** begin **

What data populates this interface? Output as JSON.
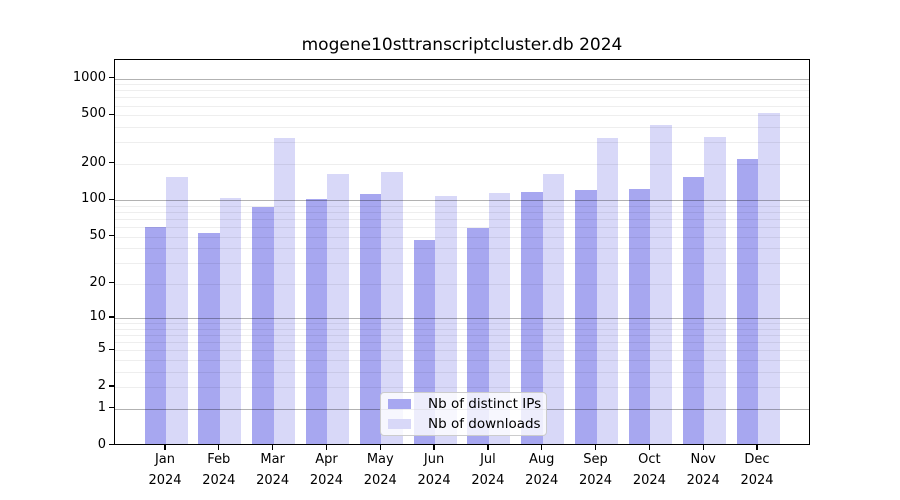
{
  "chart_data": {
    "type": "bar",
    "title": "mogene10sttranscriptcluster.db 2024",
    "categories": [
      "Jan",
      "Feb",
      "Mar",
      "Apr",
      "May",
      "Jun",
      "Jul",
      "Aug",
      "Sep",
      "Oct",
      "Nov",
      "Dec"
    ],
    "year": "2024",
    "series": [
      {
        "name": "Nb of distinct IPs",
        "color": "#a7a7f0",
        "values": [
          58,
          52,
          85,
          98,
          108,
          45,
          57,
          112,
          118,
          120,
          150,
          210
        ]
      },
      {
        "name": "Nb of downloads",
        "color": "#d8d8f8",
        "values": [
          150,
          100,
          315,
          160,
          165,
          105,
          110,
          160,
          315,
          400,
          320,
          500
        ]
      }
    ],
    "yticks": [
      0,
      1,
      2,
      5,
      10,
      20,
      50,
      100,
      200,
      500,
      1000
    ],
    "scale": "log1p",
    "ylim": [
      0,
      1400
    ],
    "xlabel": "",
    "ylabel": "",
    "grid": "on",
    "legend_position": "bottom-center"
  }
}
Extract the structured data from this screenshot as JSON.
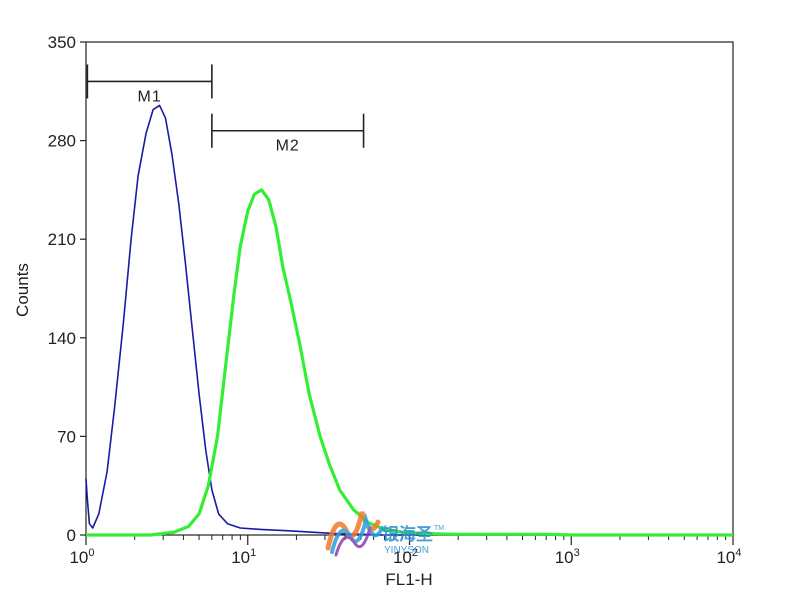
{
  "chart_data": {
    "type": "line",
    "title": "",
    "xlabel": "FL1-H",
    "ylabel": "Counts",
    "xscale": "log",
    "xlim": [
      1,
      10000
    ],
    "ylim": [
      0,
      350
    ],
    "xticks": [
      {
        "value": 1,
        "base": "10",
        "exp": "0"
      },
      {
        "value": 10,
        "base": "10",
        "exp": "1"
      },
      {
        "value": 100,
        "base": "10",
        "exp": "2"
      },
      {
        "value": 1000,
        "base": "10",
        "exp": "3"
      },
      {
        "value": 10000,
        "base": "10",
        "exp": "4"
      }
    ],
    "yticks": [
      "0",
      "70",
      "140",
      "210",
      "280",
      "350"
    ],
    "series": [
      {
        "color": "#1a1aa6",
        "points": [
          [
            1.0,
            40
          ],
          [
            1.02,
            25
          ],
          [
            1.05,
            8
          ],
          [
            1.1,
            5
          ],
          [
            1.2,
            15
          ],
          [
            1.35,
            45
          ],
          [
            1.5,
            90
          ],
          [
            1.7,
            150
          ],
          [
            1.9,
            210
          ],
          [
            2.1,
            255
          ],
          [
            2.35,
            285
          ],
          [
            2.6,
            302
          ],
          [
            2.85,
            305
          ],
          [
            3.1,
            296
          ],
          [
            3.4,
            270
          ],
          [
            3.75,
            235
          ],
          [
            4.1,
            195
          ],
          [
            4.5,
            150
          ],
          [
            5.0,
            100
          ],
          [
            5.5,
            60
          ],
          [
            6.0,
            32
          ],
          [
            6.6,
            15
          ],
          [
            7.5,
            8
          ],
          [
            9.0,
            5
          ],
          [
            12,
            4
          ],
          [
            18,
            3
          ],
          [
            25,
            2
          ],
          [
            35,
            1
          ],
          [
            50,
            0.5
          ],
          [
            70,
            0
          ],
          [
            10000,
            0
          ]
        ]
      },
      {
        "color": "#33ee33",
        "points": [
          [
            1.0,
            0
          ],
          [
            2.5,
            0
          ],
          [
            3.5,
            2
          ],
          [
            4.3,
            6
          ],
          [
            5.0,
            15
          ],
          [
            5.7,
            35
          ],
          [
            6.5,
            70
          ],
          [
            7.3,
            120
          ],
          [
            8.2,
            170
          ],
          [
            9.0,
            205
          ],
          [
            10.0,
            230
          ],
          [
            11.0,
            242
          ],
          [
            12.2,
            245
          ],
          [
            13.5,
            238
          ],
          [
            15.0,
            218
          ],
          [
            16.5,
            190
          ],
          [
            18.5,
            165
          ],
          [
            21,
            135
          ],
          [
            24,
            100
          ],
          [
            28,
            70
          ],
          [
            32,
            50
          ],
          [
            37,
            32
          ],
          [
            45,
            18
          ],
          [
            55,
            9
          ],
          [
            70,
            4
          ],
          [
            90,
            2
          ],
          [
            130,
            1
          ],
          [
            200,
            0.5
          ],
          [
            400,
            0.5
          ],
          [
            700,
            0.5
          ],
          [
            1000,
            0
          ],
          [
            10000,
            0
          ]
        ]
      }
    ],
    "markers": [
      {
        "label": "M1",
        "from": 1.02,
        "to": 6.0,
        "y": 322
      },
      {
        "label": "M2",
        "from": 6.0,
        "to": 52,
        "y": 287
      }
    ]
  },
  "watermark": {
    "text_cn": "银海圣",
    "text_en": "YINYSON",
    "tm": "TM"
  }
}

** end **

= SHORT TASK =
Nothing in the entries above should change when they are printed again, except that the pictures are dropped.

= REPLY =
What data populates this interface? Output as JSON.
{
  "chart_data": {
    "type": "bar",
    "title": "mogene10sttranscriptcluster.db 2024",
    "categories": [
      "Jan",
      "Feb",
      "Mar",
      "Apr",
      "May",
      "Jun",
      "Jul",
      "Aug",
      "Sep",
      "Oct",
      "Nov",
      "Dec"
    ],
    "year": "2024",
    "series": [
      {
        "name": "Nb of distinct IPs",
        "color": "#a7a7f0",
        "values": [
          58,
          52,
          85,
          98,
          108,
          45,
          57,
          112,
          118,
          120,
          150,
          210
        ]
      },
      {
        "name": "Nb of downloads",
        "color": "#d8d8f8",
        "values": [
          150,
          100,
          315,
          160,
          165,
          105,
          110,
          160,
          315,
          400,
          320,
          500
        ]
      }
    ],
    "yticks": [
      0,
      1,
      2,
      5,
      10,
      20,
      50,
      100,
      200,
      500,
      1000
    ],
    "scale": "log1p",
    "ylim": [
      0,
      1400
    ],
    "xlabel": "",
    "ylabel": "",
    "grid": "on",
    "legend_position": "bottom-center"
  }
}
Extract the structured data from this screenshot as JSON.
{
  "chart_data": {
    "type": "line",
    "title": "",
    "xlabel": "FL1-H",
    "ylabel": "Counts",
    "xscale": "log",
    "xlim": [
      1,
      10000
    ],
    "ylim": [
      0,
      350
    ],
    "xticks": [
      {
        "value": 1,
        "base": "10",
        "exp": "0"
      },
      {
        "value": 10,
        "base": "10",
        "exp": "1"
      },
      {
        "value": 100,
        "base": "10",
        "exp": "2"
      },
      {
        "value": 1000,
        "base": "10",
        "exp": "3"
      },
      {
        "value": 10000,
        "base": "10",
        "exp": "4"
      }
    ],
    "yticks": [
      "0",
      "70",
      "140",
      "210",
      "280",
      "350"
    ],
    "series": [
      {
        "color": "#1a1aa6",
        "points": [
          [
            1.0,
            40
          ],
          [
            1.02,
            25
          ],
          [
            1.05,
            8
          ],
          [
            1.1,
            5
          ],
          [
            1.2,
            15
          ],
          [
            1.35,
            45
          ],
          [
            1.5,
            90
          ],
          [
            1.7,
            150
          ],
          [
            1.9,
            210
          ],
          [
            2.1,
            255
          ],
          [
            2.35,
            285
          ],
          [
            2.6,
            302
          ],
          [
            2.85,
            305
          ],
          [
            3.1,
            296
          ],
          [
            3.4,
            270
          ],
          [
            3.75,
            235
          ],
          [
            4.1,
            195
          ],
          [
            4.5,
            150
          ],
          [
            5.0,
            100
          ],
          [
            5.5,
            60
          ],
          [
            6.0,
            32
          ],
          [
            6.6,
            15
          ],
          [
            7.5,
            8
          ],
          [
            9.0,
            5
          ],
          [
            12,
            4
          ],
          [
            18,
            3
          ],
          [
            25,
            2
          ],
          [
            35,
            1
          ],
          [
            50,
            0.5
          ],
          [
            70,
            0
          ],
          [
            10000,
            0
          ]
        ]
      },
      {
        "color": "#33ee33",
        "points": [
          [
            1.0,
            0
          ],
          [
            2.5,
            0
          ],
          [
            3.5,
            2
          ],
          [
            4.3,
            6
          ],
          [
            5.0,
            15
          ],
          [
            5.7,
            35
          ],
          [
            6.5,
            70
          ],
          [
            7.3,
            120
          ],
          [
            8.2,
            170
          ],
          [
            9.0,
            205
          ],
          [
            10.0,
            230
          ],
          [
            11.0,
            242
          ],
          [
            12.2,
            245
          ],
          [
            13.5,
            238
          ],
          [
            15.0,
            218
          ],
          [
            16.5,
            190
          ],
          [
            18.5,
            165
          ],
          [
            21,
            135
          ],
          [
            24,
            100
          ],
          [
            28,
            70
          ],
          [
            32,
            50
          ],
          [
            37,
            32
          ],
          [
            45,
            18
          ],
          [
            55,
            9
          ],
          [
            70,
            4
          ],
          [
            90,
            2
          ],
          [
            130,
            1
          ],
          [
            200,
            0.5
          ],
          [
            400,
            0.5
          ],
          [
            700,
            0.5
          ],
          [
            1000,
            0
          ],
          [
            10000,
            0
          ]
        ]
      }
    ],
    "markers": [
      {
        "label": "M1",
        "from": 1.02,
        "to": 6.0,
        "y": 322
      },
      {
        "label": "M2",
        "from": 6.0,
        "to": 52,
        "y": 287
      }
    ]
  },
  "watermark": {
    "text_cn": "银海圣",
    "text_en": "YINYSON",
    "tm": "TM"
  }
}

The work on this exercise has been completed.